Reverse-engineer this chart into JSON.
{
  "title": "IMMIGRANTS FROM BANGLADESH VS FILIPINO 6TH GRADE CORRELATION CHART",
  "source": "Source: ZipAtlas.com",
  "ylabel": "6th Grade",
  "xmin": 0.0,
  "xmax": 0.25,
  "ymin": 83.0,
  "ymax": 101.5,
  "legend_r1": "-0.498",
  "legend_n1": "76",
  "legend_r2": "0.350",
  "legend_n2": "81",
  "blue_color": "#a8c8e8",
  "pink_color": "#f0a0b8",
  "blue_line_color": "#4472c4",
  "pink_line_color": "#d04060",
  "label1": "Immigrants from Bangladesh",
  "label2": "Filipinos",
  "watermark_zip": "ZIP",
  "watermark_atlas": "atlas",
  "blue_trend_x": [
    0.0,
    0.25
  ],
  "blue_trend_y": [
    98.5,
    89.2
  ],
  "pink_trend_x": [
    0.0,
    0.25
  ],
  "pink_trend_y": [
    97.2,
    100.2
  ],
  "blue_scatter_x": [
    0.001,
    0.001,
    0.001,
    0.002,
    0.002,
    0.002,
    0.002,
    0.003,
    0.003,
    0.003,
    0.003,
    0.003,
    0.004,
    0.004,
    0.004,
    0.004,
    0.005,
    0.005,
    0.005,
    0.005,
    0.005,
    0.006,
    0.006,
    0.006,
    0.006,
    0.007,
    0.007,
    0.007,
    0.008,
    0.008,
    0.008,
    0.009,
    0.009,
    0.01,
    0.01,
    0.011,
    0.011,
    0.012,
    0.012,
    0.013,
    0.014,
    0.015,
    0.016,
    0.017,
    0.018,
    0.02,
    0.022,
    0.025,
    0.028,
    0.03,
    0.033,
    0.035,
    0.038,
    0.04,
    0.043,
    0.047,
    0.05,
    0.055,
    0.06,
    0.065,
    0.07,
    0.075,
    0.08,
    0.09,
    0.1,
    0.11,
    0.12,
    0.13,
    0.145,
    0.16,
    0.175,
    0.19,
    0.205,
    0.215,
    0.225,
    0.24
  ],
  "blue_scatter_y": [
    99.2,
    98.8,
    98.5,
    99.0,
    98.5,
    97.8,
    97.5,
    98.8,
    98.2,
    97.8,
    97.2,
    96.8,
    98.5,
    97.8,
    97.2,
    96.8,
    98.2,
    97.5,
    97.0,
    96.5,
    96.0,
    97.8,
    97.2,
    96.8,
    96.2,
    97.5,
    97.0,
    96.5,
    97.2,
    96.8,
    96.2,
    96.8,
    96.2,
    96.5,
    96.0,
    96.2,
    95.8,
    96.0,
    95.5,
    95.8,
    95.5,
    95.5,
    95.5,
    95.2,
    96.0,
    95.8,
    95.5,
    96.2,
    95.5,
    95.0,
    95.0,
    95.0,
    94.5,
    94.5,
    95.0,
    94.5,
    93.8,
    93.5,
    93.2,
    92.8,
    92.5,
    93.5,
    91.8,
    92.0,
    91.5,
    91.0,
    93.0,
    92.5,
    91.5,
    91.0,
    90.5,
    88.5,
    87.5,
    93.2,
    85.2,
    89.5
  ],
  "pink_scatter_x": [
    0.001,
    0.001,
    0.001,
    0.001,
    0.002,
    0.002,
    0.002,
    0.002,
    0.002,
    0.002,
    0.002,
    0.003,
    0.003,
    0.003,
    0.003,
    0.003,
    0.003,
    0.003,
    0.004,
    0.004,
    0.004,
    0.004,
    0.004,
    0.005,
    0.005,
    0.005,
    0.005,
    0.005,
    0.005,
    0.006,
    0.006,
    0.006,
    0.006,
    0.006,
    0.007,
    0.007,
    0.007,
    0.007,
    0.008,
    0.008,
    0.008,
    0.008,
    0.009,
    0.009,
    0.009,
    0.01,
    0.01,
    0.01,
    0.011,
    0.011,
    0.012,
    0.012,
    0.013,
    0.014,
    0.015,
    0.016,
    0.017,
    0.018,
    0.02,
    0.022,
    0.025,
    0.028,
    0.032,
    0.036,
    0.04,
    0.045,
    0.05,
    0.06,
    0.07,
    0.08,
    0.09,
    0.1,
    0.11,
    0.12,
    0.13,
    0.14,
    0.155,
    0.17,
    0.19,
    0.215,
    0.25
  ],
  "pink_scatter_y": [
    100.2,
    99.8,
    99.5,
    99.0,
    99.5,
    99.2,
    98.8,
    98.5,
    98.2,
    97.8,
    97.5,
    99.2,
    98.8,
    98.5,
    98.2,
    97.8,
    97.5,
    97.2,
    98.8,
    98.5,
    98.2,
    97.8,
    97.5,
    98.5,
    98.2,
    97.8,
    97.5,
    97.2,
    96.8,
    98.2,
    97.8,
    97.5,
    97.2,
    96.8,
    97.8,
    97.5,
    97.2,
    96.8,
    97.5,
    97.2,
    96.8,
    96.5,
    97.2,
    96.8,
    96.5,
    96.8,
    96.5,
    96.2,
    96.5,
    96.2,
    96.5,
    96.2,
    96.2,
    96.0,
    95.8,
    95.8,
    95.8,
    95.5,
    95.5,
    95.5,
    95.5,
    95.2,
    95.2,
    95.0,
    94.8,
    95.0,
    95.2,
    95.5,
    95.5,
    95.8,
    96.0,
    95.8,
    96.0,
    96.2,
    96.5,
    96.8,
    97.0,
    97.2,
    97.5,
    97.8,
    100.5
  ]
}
----
**Problem details**
Without leaving anything out, give the entries again exactly.

**Written answer**
Reverse-engineer this chart into JSON.
{
  "title": "IMMIGRANTS FROM BANGLADESH VS FILIPINO 6TH GRADE CORRELATION CHART",
  "source": "Source: ZipAtlas.com",
  "ylabel": "6th Grade",
  "xmin": 0.0,
  "xmax": 0.25,
  "ymin": 83.0,
  "ymax": 101.5,
  "legend_r1": "-0.498",
  "legend_n1": "76",
  "legend_r2": "0.350",
  "legend_n2": "81",
  "blue_color": "#a8c8e8",
  "pink_color": "#f0a0b8",
  "blue_line_color": "#4472c4",
  "pink_line_color": "#d04060",
  "label1": "Immigrants from Bangladesh",
  "label2": "Filipinos",
  "watermark_zip": "ZIP",
  "watermark_atlas": "atlas",
  "blue_trend_x": [
    0.0,
    0.25
  ],
  "blue_trend_y": [
    98.5,
    89.2
  ],
  "pink_trend_x": [
    0.0,
    0.25
  ],
  "pink_trend_y": [
    97.2,
    100.2
  ],
  "blue_scatter_x": [
    0.001,
    0.001,
    0.001,
    0.002,
    0.002,
    0.002,
    0.002,
    0.003,
    0.003,
    0.003,
    0.003,
    0.003,
    0.004,
    0.004,
    0.004,
    0.004,
    0.005,
    0.005,
    0.005,
    0.005,
    0.005,
    0.006,
    0.006,
    0.006,
    0.006,
    0.007,
    0.007,
    0.007,
    0.008,
    0.008,
    0.008,
    0.009,
    0.009,
    0.01,
    0.01,
    0.011,
    0.011,
    0.012,
    0.012,
    0.013,
    0.014,
    0.015,
    0.016,
    0.017,
    0.018,
    0.02,
    0.022,
    0.025,
    0.028,
    0.03,
    0.033,
    0.035,
    0.038,
    0.04,
    0.043,
    0.047,
    0.05,
    0.055,
    0.06,
    0.065,
    0.07,
    0.075,
    0.08,
    0.09,
    0.1,
    0.11,
    0.12,
    0.13,
    0.145,
    0.16,
    0.175,
    0.19,
    0.205,
    0.215,
    0.225,
    0.24
  ],
  "blue_scatter_y": [
    99.2,
    98.8,
    98.5,
    99.0,
    98.5,
    97.8,
    97.5,
    98.8,
    98.2,
    97.8,
    97.2,
    96.8,
    98.5,
    97.8,
    97.2,
    96.8,
    98.2,
    97.5,
    97.0,
    96.5,
    96.0,
    97.8,
    97.2,
    96.8,
    96.2,
    97.5,
    97.0,
    96.5,
    97.2,
    96.8,
    96.2,
    96.8,
    96.2,
    96.5,
    96.0,
    96.2,
    95.8,
    96.0,
    95.5,
    95.8,
    95.5,
    95.5,
    95.5,
    95.2,
    96.0,
    95.8,
    95.5,
    96.2,
    95.5,
    95.0,
    95.0,
    95.0,
    94.5,
    94.5,
    95.0,
    94.5,
    93.8,
    93.5,
    93.2,
    92.8,
    92.5,
    93.5,
    91.8,
    92.0,
    91.5,
    91.0,
    93.0,
    92.5,
    91.5,
    91.0,
    90.5,
    88.5,
    87.5,
    93.2,
    85.2,
    89.5
  ],
  "pink_scatter_x": [
    0.001,
    0.001,
    0.001,
    0.001,
    0.002,
    0.002,
    0.002,
    0.002,
    0.002,
    0.002,
    0.002,
    0.003,
    0.003,
    0.003,
    0.003,
    0.003,
    0.003,
    0.003,
    0.004,
    0.004,
    0.004,
    0.004,
    0.004,
    0.005,
    0.005,
    0.005,
    0.005,
    0.005,
    0.005,
    0.006,
    0.006,
    0.006,
    0.006,
    0.006,
    0.007,
    0.007,
    0.007,
    0.007,
    0.008,
    0.008,
    0.008,
    0.008,
    0.009,
    0.009,
    0.009,
    0.01,
    0.01,
    0.01,
    0.011,
    0.011,
    0.012,
    0.012,
    0.013,
    0.014,
    0.015,
    0.016,
    0.017,
    0.018,
    0.02,
    0.022,
    0.025,
    0.028,
    0.032,
    0.036,
    0.04,
    0.045,
    0.05,
    0.06,
    0.07,
    0.08,
    0.09,
    0.1,
    0.11,
    0.12,
    0.13,
    0.14,
    0.155,
    0.17,
    0.19,
    0.215,
    0.25
  ],
  "pink_scatter_y": [
    100.2,
    99.8,
    99.5,
    99.0,
    99.5,
    99.2,
    98.8,
    98.5,
    98.2,
    97.8,
    97.5,
    99.2,
    98.8,
    98.5,
    98.2,
    97.8,
    97.5,
    97.2,
    98.8,
    98.5,
    98.2,
    97.8,
    97.5,
    98.5,
    98.2,
    97.8,
    97.5,
    97.2,
    96.8,
    98.2,
    97.8,
    97.5,
    97.2,
    96.8,
    97.8,
    97.5,
    97.2,
    96.8,
    97.5,
    97.2,
    96.8,
    96.5,
    97.2,
    96.8,
    96.5,
    96.8,
    96.5,
    96.2,
    96.5,
    96.2,
    96.5,
    96.2,
    96.2,
    96.0,
    95.8,
    95.8,
    95.8,
    95.5,
    95.5,
    95.5,
    95.5,
    95.2,
    95.2,
    95.0,
    94.8,
    95.0,
    95.2,
    95.5,
    95.5,
    95.8,
    96.0,
    95.8,
    96.0,
    96.2,
    96.5,
    96.8,
    97.0,
    97.2,
    97.5,
    97.8,
    100.5
  ]
}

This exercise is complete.